▶
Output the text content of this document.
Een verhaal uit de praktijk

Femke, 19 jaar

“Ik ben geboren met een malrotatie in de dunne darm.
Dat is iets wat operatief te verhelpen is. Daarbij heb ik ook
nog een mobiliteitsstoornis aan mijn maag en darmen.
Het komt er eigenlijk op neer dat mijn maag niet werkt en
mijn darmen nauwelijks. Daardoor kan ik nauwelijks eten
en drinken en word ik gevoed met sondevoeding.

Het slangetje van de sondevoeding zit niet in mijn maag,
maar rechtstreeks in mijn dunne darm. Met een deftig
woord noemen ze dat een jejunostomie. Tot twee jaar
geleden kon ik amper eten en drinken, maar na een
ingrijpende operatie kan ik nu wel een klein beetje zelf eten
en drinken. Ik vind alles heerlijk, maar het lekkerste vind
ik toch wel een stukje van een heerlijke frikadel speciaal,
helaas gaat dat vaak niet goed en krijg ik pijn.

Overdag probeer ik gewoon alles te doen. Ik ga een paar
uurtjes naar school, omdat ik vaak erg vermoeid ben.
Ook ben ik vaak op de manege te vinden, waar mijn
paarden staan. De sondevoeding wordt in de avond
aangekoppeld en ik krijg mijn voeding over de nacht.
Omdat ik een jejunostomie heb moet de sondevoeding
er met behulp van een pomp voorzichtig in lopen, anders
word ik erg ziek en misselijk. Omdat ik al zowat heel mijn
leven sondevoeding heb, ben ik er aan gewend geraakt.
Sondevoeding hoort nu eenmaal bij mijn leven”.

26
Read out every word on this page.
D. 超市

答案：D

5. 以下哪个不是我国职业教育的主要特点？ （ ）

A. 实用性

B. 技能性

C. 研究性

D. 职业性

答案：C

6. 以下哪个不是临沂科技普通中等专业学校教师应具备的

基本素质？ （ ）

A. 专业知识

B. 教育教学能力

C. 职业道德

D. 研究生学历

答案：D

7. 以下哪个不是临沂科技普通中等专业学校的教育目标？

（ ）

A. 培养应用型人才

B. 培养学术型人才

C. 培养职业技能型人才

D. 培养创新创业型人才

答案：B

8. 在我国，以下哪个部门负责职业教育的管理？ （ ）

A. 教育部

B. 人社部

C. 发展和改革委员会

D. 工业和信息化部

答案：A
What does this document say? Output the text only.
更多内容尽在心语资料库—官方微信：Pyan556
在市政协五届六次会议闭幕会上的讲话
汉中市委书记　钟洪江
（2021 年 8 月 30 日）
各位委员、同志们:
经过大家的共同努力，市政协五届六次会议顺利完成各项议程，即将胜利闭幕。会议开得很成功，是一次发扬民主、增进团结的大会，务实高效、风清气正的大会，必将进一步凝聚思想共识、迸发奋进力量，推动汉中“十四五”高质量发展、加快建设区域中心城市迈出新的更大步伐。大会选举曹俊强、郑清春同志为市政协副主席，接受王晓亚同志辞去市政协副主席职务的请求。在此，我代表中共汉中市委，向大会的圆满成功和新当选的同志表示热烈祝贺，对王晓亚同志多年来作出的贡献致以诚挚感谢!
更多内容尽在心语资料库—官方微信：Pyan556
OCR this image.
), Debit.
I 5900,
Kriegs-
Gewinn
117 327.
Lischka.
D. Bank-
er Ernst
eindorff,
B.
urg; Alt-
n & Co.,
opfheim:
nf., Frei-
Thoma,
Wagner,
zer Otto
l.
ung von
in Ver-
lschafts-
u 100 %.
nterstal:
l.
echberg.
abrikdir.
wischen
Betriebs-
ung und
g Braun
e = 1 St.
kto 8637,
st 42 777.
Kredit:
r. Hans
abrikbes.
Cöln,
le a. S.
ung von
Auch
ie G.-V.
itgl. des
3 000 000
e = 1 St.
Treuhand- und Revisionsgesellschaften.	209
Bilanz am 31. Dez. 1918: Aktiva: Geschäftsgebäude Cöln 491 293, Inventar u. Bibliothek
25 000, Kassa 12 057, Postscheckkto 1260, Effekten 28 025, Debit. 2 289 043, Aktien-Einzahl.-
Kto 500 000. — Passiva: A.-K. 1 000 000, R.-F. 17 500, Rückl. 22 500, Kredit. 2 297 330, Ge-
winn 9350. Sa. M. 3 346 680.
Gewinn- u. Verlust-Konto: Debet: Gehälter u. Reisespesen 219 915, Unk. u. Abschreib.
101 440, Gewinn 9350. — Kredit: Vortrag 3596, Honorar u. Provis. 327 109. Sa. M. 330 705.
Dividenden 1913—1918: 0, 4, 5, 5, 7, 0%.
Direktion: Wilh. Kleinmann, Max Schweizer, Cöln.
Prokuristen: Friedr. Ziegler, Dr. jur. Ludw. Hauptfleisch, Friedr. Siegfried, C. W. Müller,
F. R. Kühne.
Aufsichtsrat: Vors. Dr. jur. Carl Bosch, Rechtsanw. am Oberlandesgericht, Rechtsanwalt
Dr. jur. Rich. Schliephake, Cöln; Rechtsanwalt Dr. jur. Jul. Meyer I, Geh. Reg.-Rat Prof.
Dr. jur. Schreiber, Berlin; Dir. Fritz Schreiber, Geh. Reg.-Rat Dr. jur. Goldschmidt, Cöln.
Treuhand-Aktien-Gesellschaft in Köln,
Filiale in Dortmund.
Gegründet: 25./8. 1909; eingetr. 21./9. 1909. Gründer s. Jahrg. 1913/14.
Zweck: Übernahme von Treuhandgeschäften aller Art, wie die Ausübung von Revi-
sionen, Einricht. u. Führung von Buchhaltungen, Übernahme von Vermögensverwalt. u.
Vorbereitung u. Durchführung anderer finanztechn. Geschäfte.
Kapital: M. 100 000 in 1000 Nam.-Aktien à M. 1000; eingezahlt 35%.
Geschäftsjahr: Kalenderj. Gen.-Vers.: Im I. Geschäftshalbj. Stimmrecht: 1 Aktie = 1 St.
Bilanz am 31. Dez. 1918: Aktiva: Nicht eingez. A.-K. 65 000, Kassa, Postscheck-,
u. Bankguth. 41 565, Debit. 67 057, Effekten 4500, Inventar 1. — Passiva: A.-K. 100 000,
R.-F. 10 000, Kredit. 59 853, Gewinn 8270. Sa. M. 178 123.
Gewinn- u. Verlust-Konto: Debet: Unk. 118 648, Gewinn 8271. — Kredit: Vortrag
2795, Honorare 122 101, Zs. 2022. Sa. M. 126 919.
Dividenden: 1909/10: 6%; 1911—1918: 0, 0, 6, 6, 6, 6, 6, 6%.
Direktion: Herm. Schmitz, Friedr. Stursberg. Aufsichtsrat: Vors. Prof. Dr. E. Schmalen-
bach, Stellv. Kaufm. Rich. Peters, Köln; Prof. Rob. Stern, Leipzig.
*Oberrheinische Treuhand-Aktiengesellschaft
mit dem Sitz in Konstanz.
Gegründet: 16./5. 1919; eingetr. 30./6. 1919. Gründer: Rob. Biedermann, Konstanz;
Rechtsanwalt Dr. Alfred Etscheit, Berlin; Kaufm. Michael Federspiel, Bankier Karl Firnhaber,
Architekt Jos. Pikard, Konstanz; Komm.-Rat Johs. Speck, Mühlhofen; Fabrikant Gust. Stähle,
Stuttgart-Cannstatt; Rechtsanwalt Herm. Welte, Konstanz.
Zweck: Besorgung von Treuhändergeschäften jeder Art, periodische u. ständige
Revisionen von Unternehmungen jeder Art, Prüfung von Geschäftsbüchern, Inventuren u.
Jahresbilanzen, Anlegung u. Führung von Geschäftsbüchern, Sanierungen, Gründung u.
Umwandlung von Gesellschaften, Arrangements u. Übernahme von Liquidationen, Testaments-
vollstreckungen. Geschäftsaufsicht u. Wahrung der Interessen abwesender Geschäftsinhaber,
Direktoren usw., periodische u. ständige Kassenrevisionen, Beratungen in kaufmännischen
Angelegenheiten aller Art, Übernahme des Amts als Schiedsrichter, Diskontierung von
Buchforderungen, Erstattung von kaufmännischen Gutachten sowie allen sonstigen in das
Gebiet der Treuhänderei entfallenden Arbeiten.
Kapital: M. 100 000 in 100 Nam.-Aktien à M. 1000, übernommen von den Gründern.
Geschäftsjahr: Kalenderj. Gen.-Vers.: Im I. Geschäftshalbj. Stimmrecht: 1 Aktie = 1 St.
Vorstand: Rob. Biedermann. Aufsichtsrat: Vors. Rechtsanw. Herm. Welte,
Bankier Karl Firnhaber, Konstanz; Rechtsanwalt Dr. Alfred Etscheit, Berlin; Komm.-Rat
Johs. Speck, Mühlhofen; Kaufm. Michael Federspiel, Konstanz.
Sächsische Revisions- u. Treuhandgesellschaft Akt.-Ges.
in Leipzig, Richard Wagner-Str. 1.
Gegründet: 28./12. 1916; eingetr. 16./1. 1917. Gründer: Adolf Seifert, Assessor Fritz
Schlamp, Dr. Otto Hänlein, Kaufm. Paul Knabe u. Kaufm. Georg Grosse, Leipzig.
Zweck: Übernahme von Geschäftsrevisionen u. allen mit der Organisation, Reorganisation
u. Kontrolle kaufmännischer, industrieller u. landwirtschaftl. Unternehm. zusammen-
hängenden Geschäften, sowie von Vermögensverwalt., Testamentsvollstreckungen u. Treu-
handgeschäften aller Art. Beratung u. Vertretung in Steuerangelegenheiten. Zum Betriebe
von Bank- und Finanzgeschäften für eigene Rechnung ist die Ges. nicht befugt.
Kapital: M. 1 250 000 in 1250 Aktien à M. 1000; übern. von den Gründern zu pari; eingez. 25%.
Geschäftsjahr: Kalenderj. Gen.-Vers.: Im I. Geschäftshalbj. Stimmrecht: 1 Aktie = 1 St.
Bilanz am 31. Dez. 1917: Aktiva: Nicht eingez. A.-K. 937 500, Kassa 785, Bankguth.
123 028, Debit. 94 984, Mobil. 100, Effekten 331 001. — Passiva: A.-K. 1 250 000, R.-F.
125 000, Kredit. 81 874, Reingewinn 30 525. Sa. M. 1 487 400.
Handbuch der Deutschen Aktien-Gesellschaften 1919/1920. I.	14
◀
Search the records for the string "Otto" and return every line in which it occurs.

— RESULT OF THE TASK —
zer Otto
Schlamp, Dr. Otto Hänlein, Kaufm. Paul Knabe u. Kaufm. Georg Grosse, Leipzig.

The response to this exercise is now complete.